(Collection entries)
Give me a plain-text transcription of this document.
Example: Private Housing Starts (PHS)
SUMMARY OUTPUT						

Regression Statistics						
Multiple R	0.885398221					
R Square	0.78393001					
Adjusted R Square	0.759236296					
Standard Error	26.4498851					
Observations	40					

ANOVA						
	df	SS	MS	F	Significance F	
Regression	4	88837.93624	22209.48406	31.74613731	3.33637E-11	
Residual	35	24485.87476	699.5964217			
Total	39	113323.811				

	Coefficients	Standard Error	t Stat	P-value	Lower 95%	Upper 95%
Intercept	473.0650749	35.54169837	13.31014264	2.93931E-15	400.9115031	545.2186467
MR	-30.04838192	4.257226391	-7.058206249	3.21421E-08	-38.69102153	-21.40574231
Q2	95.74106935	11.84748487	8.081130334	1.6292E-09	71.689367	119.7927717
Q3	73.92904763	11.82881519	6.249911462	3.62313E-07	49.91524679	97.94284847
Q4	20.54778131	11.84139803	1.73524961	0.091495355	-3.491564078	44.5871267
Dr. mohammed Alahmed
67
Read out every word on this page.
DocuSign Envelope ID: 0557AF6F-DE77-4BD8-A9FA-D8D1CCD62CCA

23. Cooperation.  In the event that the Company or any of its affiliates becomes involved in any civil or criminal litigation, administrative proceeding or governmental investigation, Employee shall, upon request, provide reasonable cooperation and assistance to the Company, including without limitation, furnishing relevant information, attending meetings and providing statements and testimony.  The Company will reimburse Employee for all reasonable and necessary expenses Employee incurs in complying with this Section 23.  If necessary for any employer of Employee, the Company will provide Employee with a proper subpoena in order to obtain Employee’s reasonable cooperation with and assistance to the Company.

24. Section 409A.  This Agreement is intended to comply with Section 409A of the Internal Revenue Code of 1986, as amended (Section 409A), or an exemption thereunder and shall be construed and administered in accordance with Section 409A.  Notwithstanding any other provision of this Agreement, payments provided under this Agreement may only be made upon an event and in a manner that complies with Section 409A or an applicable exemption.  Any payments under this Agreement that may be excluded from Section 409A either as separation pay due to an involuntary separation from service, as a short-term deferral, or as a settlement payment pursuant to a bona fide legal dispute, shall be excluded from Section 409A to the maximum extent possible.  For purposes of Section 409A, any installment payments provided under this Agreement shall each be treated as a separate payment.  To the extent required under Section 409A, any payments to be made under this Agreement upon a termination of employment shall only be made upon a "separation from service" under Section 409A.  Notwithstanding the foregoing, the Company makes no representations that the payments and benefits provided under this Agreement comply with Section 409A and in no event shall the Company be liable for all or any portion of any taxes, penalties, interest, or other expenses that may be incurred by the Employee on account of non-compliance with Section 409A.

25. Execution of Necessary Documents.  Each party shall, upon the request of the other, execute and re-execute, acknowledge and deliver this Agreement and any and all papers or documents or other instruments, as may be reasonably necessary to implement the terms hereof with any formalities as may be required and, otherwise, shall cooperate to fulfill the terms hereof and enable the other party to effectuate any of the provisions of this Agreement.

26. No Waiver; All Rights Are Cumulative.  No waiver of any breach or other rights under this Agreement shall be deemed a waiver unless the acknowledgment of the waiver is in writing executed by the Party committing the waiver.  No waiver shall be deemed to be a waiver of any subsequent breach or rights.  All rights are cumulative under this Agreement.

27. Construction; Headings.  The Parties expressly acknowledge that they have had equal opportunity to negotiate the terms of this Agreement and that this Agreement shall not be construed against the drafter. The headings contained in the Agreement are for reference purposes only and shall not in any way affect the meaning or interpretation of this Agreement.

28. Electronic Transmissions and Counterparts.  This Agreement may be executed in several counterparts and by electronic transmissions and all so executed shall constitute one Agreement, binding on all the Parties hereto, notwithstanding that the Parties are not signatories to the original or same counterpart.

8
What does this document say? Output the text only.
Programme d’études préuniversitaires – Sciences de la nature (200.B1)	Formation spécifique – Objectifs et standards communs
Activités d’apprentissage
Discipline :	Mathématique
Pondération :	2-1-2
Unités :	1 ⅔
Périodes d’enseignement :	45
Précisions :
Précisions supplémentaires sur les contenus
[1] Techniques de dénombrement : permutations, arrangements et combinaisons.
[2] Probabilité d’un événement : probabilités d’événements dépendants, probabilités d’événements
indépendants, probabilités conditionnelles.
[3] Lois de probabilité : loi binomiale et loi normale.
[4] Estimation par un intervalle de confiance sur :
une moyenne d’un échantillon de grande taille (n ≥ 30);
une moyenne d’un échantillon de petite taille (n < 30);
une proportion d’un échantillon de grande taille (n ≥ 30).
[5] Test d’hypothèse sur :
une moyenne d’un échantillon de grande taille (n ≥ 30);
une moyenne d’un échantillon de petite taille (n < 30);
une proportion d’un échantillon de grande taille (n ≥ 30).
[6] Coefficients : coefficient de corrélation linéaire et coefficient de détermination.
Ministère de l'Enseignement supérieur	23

## GIVEN INSTRUCTION
In this exercise, repeat all entries exactly.

## WRITTEN RESPONSE
Give me a plain-text transcription of this document.
Example: Private Housing Starts (PHS)
SUMMARY OUTPUT						

Regression Statistics						
Multiple R	0.885398221					
R Square	0.78393001					
Adjusted R Square	0.759236296					
Standard Error	26.4498851					
Observations	40					

ANOVA						
	df	SS	MS	F	Significance F	
Regression	4	88837.93624	22209.48406	31.74613731	3.33637E-11	
Residual	35	24485.87476	699.5964217			
Total	39	113323.811				

	Coefficients	Standard Error	t Stat	P-value	Lower 95%	Upper 95%
Intercept	473.0650749	35.54169837	13.31014264	2.93931E-15	400.9115031	545.2186467
MR	-30.04838192	4.257226391	-7.058206249	3.21421E-08	-38.69102153	-21.40574231
Q2	95.74106935	11.84748487	8.081130334	1.6292E-09	71.689367	119.7927717
Q3	73.92904763	11.82881519	6.249911462	3.62313E-07	49.91524679	97.94284847
Q4	20.54778131	11.84139803	1.73524961	0.091495355	-3.491564078	44.5871267
Dr. mohammed Alahmed
67
Read out every word on this page.
DocuSign Envelope ID: 0557AF6F-DE77-4BD8-A9FA-D8D1CCD62CCA

23. Cooperation.  In the event that the Company or any of its affiliates becomes involved in any civil or criminal litigation, administrative proceeding or governmental investigation, Employee shall, upon request, provide reasonable cooperation and assistance to the Company, including without limitation, furnishing relevant information, attending meetings and providing statements and testimony.  The Company will reimburse Employee for all reasonable and necessary expenses Employee incurs in complying with this Section 23.  If necessary for any employer of Employee, the Company will provide Employee with a proper subpoena in order to obtain Employee’s reasonable cooperation with and assistance to the Company.

24. Section 409A.  This Agreement is intended to comply with Section 409A of the Internal Revenue Code of 1986, as amended (Section 409A), or an exemption thereunder and shall be construed and administered in accordance with Section 409A.  Notwithstanding any other provision of this Agreement, payments provided under this Agreement may only be made upon an event and in a manner that complies with Section 409A or an applicable exemption.  Any payments under this Agreement that may be excluded from Section 409A either as separation pay due to an involuntary separation from service, as a short-term deferral, or as a settlement payment pursuant to a bona fide legal dispute, shall be excluded from Section 409A to the maximum extent possible.  For purposes of Section 409A, any installment payments provided under this Agreement shall each be treated as a separate payment.  To the extent required under Section 409A, any payments to be made under this Agreement upon a termination of employment shall only be made upon a "separation from service" under Section 409A.  Notwithstanding the foregoing, the Company makes no representations that the payments and benefits provided under this Agreement comply with Section 409A and in no event shall the Company be liable for all or any portion of any taxes, penalties, interest, or other expenses that may be incurred by the Employee on account of non-compliance with Section 409A.

25. Execution of Necessary Documents.  Each party shall, upon the request of the other, execute and re-execute, acknowledge and deliver this Agreement and any and all papers or documents or other instruments, as may be reasonably necessary to implement the terms hereof with any formalities as may be required and, otherwise, shall cooperate to fulfill the terms hereof and enable the other party to effectuate any of the provisions of this Agreement.

26. No Waiver; All Rights Are Cumulative.  No waiver of any breach or other rights under this Agreement shall be deemed a waiver unless the acknowledgment of the waiver is in writing executed by the Party committing the waiver.  No waiver shall be deemed to be a waiver of any subsequent breach or rights.  All rights are cumulative under this Agreement.

27. Construction; Headings.  The Parties expressly acknowledge that they have had equal opportunity to negotiate the terms of this Agreement and that this Agreement shall not be construed against the drafter. The headings contained in the Agreement are for reference purposes only and shall not in any way affect the meaning or interpretation of this Agreement.

28. Electronic Transmissions and Counterparts.  This Agreement may be executed in several counterparts and by electronic transmissions and all so executed shall constitute one Agreement, binding on all the Parties hereto, notwithstanding that the Parties are not signatories to the original or same counterpart.

8
What does this document say? Output the text only.
Programme d’études préuniversitaires – Sciences de la nature (200.B1)	Formation spécifique – Objectifs et standards communs
Activités d’apprentissage
Discipline :	Mathématique
Pondération :	2-1-2
Unités :	1 ⅔
Périodes d’enseignement :	45
Précisions :
Précisions supplémentaires sur les contenus
[1] Techniques de dénombrement : permutations, arrangements et combinaisons.
[2] Probabilité d’un événement : probabilités d’événements dépendants, probabilités d’événements
indépendants, probabilités conditionnelles.
[3] Lois de probabilité : loi binomiale et loi normale.
[4] Estimation par un intervalle de confiance sur :
une moyenne d’un échantillon de grande taille (n ≥ 30);
une moyenne d’un échantillon de petite taille (n < 30);
une proportion d’un échantillon de grande taille (n ≥ 30).
[5] Test d’hypothèse sur :
une moyenne d’un échantillon de grande taille (n ≥ 30);
une moyenne d’un échantillon de petite taille (n < 30);
une proportion d’un échantillon de grande taille (n ≥ 30).
[6] Coefficients : coefficient de corrélation linéaire et coefficient de détermination.
Ministère de l'Enseignement supérieur	23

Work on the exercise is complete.